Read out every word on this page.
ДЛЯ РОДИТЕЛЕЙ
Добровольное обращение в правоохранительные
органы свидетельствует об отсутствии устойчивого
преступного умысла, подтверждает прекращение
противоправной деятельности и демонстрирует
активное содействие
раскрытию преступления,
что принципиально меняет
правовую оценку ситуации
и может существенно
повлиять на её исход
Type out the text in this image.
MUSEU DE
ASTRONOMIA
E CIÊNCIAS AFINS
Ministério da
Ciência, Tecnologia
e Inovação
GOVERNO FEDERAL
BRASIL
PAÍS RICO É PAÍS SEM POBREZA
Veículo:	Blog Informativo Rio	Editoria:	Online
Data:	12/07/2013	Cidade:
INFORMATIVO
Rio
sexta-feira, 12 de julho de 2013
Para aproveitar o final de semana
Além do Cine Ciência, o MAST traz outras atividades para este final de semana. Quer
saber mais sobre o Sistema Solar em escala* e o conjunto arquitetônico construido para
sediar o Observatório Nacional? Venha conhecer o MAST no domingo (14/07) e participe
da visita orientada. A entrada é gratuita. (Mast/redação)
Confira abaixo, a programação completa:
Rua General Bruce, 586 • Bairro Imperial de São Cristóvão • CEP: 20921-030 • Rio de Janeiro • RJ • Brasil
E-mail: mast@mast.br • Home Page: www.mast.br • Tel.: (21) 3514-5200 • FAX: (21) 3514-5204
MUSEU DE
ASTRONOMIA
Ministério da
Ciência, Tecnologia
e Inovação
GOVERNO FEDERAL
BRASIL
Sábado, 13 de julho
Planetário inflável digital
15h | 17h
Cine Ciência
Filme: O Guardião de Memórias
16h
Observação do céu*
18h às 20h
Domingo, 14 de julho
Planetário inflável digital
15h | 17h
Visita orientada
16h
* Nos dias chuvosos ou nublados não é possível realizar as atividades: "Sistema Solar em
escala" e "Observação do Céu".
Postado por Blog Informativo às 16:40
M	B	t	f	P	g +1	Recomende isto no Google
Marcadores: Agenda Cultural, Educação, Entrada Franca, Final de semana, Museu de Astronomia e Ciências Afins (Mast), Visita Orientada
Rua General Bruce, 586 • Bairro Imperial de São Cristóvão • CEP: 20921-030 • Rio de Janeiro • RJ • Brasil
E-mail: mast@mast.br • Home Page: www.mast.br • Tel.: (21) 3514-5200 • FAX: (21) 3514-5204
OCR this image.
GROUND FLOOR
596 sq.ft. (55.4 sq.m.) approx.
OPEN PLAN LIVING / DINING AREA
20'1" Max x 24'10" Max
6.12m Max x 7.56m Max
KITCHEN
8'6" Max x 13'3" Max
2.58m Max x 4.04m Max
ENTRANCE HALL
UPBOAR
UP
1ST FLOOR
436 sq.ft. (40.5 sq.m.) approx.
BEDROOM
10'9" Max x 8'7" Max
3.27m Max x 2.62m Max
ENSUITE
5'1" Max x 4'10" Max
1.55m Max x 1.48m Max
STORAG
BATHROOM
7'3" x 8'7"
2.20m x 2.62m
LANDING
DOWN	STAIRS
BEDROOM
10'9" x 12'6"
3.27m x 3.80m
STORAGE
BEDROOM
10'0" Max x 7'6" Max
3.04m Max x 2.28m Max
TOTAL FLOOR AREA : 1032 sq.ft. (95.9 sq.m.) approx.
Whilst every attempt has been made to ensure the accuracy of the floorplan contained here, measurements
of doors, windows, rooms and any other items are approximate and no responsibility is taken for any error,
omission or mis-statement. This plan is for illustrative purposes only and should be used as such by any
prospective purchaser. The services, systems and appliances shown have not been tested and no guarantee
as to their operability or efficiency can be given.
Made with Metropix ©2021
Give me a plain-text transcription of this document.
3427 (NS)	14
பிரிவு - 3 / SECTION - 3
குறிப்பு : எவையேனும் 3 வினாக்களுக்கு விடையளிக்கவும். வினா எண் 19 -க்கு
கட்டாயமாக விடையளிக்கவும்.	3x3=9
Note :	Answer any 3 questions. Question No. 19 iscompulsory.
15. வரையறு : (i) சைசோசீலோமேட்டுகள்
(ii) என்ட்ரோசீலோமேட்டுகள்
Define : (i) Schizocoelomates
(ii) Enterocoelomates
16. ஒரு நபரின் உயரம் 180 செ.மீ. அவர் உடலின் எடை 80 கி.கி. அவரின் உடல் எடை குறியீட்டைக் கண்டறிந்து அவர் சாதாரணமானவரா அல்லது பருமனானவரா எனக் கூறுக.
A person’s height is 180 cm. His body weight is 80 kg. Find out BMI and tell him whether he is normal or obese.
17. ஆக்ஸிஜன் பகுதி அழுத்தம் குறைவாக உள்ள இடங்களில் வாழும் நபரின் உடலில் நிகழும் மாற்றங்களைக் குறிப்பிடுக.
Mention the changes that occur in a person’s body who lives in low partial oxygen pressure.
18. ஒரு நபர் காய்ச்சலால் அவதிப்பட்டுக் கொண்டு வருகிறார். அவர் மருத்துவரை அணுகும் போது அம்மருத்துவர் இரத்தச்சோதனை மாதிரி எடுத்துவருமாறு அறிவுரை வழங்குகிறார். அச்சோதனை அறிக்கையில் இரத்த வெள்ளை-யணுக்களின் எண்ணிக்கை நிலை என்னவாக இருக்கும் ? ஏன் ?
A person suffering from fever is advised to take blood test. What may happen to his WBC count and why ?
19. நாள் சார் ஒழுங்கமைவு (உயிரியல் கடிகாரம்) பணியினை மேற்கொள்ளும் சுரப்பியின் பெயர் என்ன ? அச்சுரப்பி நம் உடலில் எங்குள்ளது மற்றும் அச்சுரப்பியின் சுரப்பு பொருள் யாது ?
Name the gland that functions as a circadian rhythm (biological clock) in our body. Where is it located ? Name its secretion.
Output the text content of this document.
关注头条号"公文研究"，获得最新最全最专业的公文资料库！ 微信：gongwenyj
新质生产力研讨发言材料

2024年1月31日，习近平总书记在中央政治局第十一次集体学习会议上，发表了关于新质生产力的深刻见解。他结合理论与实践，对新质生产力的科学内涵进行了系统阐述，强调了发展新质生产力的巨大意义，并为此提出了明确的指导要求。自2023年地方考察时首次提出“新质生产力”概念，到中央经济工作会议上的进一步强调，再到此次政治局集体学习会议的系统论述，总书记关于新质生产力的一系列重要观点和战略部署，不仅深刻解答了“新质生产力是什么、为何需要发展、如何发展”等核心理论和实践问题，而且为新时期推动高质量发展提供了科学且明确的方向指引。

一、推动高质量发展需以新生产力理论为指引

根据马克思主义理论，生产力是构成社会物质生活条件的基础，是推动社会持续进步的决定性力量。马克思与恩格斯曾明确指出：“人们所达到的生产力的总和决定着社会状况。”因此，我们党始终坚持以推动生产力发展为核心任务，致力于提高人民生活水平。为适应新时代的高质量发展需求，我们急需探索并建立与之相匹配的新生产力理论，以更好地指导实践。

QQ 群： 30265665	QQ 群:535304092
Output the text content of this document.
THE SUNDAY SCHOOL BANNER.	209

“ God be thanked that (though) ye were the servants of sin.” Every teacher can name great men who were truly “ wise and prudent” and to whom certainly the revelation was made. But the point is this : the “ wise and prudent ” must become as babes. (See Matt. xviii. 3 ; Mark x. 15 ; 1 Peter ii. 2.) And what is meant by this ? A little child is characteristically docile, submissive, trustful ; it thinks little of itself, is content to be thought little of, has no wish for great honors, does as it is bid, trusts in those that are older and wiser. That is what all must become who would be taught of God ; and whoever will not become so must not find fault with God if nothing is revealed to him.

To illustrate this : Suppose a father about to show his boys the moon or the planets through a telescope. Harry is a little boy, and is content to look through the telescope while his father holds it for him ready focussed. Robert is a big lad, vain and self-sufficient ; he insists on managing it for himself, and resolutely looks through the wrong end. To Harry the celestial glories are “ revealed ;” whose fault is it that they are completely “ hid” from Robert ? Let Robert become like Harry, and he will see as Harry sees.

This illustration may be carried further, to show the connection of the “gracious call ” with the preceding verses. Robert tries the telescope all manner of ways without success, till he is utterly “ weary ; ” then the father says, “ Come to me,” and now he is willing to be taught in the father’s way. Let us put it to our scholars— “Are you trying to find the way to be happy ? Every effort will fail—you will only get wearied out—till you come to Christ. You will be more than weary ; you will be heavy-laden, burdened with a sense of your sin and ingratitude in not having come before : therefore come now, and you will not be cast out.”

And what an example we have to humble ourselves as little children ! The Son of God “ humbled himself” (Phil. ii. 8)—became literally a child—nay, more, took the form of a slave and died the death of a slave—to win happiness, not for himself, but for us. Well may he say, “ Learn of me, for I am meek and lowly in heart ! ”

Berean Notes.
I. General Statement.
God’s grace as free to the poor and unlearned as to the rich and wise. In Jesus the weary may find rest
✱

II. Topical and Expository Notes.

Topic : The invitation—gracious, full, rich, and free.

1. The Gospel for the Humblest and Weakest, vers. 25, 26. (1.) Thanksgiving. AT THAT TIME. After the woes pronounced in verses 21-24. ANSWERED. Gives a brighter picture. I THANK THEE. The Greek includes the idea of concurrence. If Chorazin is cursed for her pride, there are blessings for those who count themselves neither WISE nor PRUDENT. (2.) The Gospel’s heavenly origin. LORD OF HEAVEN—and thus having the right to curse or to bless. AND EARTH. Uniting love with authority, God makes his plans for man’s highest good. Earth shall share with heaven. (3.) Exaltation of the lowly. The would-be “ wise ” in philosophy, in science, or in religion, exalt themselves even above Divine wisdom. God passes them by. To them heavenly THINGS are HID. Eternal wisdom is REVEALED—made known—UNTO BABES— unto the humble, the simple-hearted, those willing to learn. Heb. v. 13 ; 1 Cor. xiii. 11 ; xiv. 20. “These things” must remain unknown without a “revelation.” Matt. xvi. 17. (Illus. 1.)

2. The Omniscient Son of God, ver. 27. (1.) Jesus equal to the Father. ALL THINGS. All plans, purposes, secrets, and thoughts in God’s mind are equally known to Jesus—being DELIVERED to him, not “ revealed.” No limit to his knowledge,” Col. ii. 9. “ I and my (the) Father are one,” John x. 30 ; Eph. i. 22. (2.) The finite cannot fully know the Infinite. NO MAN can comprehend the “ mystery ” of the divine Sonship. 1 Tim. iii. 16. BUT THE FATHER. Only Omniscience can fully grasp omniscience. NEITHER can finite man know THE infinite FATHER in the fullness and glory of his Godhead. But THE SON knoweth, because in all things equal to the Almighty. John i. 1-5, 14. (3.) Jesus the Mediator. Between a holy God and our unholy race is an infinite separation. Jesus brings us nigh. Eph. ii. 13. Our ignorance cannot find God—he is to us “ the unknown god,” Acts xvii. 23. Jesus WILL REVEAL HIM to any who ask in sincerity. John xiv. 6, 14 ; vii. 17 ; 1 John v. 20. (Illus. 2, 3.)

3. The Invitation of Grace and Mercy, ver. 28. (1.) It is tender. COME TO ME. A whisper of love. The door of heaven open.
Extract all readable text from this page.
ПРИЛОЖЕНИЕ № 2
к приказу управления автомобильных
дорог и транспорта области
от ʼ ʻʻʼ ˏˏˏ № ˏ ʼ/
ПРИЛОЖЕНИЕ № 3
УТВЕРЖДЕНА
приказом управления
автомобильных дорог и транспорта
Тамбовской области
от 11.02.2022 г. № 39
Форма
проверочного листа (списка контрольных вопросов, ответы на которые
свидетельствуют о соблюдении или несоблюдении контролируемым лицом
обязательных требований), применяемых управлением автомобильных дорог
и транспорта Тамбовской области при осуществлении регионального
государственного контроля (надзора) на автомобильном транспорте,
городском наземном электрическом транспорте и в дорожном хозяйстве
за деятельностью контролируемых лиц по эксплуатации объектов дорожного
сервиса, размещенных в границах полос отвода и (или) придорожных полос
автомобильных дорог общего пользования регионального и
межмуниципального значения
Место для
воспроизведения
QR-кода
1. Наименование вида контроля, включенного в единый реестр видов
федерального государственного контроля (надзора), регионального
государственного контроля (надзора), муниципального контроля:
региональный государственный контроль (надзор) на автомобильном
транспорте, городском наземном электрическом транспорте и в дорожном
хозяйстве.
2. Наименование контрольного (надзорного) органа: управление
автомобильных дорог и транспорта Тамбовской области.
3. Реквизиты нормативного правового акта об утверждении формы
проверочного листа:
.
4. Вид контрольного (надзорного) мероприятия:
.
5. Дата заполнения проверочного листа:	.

▸ TASK PROMPT:
Write out every line from the entries where "Blog" appears.

▸ WRITTEN RESPONSE:
Veículo:	Blog Informativo Rio	Editoria:	Online
Postado por Blog Informativo às 16:40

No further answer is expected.